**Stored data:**
===
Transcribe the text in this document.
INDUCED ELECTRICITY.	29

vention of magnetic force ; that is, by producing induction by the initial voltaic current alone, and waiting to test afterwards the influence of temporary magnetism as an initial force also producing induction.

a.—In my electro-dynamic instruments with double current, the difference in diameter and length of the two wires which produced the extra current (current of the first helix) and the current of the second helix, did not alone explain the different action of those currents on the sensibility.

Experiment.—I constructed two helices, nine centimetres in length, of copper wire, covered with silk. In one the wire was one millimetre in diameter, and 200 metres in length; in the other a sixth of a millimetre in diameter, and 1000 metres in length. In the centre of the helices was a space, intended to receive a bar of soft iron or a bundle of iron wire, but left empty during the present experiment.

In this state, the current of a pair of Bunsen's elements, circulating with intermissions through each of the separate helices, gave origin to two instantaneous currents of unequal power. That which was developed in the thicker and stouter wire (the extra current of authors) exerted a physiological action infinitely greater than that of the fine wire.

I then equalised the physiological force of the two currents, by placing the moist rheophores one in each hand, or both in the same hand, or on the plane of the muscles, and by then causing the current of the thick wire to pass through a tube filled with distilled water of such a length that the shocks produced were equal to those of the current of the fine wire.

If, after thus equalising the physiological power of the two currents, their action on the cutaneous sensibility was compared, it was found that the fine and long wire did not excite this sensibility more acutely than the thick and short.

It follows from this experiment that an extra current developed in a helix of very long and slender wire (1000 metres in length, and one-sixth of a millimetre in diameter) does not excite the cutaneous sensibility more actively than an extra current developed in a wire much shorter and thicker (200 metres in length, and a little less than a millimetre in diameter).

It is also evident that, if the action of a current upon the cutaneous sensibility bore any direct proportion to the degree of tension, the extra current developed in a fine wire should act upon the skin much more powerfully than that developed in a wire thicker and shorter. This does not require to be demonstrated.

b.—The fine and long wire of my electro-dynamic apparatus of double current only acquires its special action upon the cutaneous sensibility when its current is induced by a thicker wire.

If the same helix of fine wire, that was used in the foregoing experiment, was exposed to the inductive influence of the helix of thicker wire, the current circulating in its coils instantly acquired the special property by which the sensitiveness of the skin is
===
**Aim of the task:**
Give a single number: the count of lines above that include the word "electro".

**Task answer:**
2